WHAT THIS TASK INVOLVES:
Your task is to copy every line of the records below that contains "Beneficios".

MATERIAL SUPPLIED:
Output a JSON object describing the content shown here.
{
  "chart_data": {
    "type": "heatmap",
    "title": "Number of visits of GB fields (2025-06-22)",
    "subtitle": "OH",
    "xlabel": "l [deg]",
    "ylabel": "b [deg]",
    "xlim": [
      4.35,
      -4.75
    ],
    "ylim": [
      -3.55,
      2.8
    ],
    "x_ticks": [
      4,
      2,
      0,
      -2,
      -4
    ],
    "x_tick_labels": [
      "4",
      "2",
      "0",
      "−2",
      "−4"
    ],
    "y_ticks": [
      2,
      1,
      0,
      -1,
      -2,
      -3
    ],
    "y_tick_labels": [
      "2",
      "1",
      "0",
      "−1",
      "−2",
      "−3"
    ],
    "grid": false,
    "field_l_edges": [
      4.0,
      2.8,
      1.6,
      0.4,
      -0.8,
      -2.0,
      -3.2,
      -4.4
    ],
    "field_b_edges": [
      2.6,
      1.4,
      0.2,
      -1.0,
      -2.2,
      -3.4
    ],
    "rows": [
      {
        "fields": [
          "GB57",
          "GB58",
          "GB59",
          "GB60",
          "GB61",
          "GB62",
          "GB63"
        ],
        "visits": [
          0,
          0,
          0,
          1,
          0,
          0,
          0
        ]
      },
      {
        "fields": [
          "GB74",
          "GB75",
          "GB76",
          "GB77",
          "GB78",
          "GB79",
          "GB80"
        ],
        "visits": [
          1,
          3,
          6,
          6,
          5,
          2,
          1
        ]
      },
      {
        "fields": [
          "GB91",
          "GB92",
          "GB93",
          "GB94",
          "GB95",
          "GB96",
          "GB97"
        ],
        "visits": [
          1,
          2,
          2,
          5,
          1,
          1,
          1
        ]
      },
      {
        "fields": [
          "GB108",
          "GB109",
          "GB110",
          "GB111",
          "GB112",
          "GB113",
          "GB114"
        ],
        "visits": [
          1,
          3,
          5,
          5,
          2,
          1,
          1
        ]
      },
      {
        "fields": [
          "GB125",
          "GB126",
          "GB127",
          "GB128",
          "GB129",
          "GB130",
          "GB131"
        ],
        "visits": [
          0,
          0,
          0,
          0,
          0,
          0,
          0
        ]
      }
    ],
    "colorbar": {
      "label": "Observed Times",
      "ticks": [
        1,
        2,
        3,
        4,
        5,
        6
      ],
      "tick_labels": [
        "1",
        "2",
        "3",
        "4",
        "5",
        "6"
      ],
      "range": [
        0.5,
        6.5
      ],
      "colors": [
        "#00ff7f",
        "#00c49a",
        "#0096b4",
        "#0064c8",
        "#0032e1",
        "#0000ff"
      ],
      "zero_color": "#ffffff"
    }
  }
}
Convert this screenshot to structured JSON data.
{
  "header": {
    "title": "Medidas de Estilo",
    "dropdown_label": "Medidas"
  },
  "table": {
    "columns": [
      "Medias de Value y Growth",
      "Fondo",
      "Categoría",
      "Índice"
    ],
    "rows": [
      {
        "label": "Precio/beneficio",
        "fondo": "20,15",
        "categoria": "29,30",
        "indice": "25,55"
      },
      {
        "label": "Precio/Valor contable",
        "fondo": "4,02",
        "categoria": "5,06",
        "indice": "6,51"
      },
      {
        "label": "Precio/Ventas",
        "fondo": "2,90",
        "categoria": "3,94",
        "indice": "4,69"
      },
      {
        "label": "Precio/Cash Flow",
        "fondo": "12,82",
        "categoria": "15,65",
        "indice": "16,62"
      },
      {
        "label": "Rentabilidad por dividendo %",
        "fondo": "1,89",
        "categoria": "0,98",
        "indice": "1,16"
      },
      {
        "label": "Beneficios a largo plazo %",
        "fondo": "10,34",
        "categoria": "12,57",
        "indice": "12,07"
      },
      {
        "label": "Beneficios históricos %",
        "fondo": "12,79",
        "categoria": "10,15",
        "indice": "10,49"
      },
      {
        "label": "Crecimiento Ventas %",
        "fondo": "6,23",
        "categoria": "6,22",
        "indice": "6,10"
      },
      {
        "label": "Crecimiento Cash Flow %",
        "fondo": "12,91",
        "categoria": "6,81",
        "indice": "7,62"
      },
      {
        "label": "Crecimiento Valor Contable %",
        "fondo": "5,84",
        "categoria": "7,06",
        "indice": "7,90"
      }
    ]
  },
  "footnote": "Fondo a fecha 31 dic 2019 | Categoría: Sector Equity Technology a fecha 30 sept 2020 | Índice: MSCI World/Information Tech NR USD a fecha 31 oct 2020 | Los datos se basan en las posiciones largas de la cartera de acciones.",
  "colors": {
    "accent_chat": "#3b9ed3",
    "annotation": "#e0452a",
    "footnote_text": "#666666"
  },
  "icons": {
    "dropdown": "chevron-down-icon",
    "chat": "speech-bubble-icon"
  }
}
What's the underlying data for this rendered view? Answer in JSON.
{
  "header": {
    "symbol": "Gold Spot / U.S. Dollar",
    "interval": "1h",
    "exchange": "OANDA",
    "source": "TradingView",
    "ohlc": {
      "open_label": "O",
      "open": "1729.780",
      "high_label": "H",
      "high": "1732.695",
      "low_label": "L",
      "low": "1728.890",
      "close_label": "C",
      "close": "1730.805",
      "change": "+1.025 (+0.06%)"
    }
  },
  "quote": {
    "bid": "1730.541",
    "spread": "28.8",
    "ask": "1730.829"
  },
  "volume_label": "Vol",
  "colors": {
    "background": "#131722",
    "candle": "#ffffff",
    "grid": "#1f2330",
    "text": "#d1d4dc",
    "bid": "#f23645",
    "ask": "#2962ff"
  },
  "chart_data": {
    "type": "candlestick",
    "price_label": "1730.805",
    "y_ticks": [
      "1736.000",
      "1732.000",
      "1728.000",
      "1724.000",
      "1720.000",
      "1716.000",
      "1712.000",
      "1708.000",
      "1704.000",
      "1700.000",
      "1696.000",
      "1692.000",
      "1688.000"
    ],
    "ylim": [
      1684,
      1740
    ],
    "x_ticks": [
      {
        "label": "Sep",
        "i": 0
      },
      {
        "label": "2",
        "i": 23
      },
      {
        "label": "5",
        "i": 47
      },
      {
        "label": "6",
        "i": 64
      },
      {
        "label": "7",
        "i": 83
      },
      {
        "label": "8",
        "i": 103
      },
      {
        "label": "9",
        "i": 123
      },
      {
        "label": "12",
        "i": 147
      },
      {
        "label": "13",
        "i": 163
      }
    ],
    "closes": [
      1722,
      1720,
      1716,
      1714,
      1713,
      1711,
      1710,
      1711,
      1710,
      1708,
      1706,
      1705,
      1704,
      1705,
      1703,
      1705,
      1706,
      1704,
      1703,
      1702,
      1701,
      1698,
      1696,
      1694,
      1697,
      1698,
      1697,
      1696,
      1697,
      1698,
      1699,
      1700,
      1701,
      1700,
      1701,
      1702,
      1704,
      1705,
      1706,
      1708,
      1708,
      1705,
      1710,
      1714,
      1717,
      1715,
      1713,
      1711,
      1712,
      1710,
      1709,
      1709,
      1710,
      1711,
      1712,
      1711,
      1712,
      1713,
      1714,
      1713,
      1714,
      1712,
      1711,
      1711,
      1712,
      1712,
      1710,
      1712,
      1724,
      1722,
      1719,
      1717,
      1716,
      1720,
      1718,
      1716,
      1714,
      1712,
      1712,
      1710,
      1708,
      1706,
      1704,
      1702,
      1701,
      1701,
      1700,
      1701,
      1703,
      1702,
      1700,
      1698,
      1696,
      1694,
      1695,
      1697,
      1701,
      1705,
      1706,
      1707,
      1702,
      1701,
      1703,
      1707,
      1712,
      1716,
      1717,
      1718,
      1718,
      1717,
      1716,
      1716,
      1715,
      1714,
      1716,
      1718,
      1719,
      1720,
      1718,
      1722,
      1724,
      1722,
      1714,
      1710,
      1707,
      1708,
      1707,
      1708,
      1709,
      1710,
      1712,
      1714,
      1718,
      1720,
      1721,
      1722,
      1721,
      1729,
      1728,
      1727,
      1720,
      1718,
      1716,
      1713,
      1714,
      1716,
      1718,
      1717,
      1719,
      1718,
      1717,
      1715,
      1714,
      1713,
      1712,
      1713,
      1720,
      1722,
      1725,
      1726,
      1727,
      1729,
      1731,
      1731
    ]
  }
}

ANSWER TO THE TASK:
        "label": "Beneficios a largo plazo %",
        "label": "Beneficios históricos %",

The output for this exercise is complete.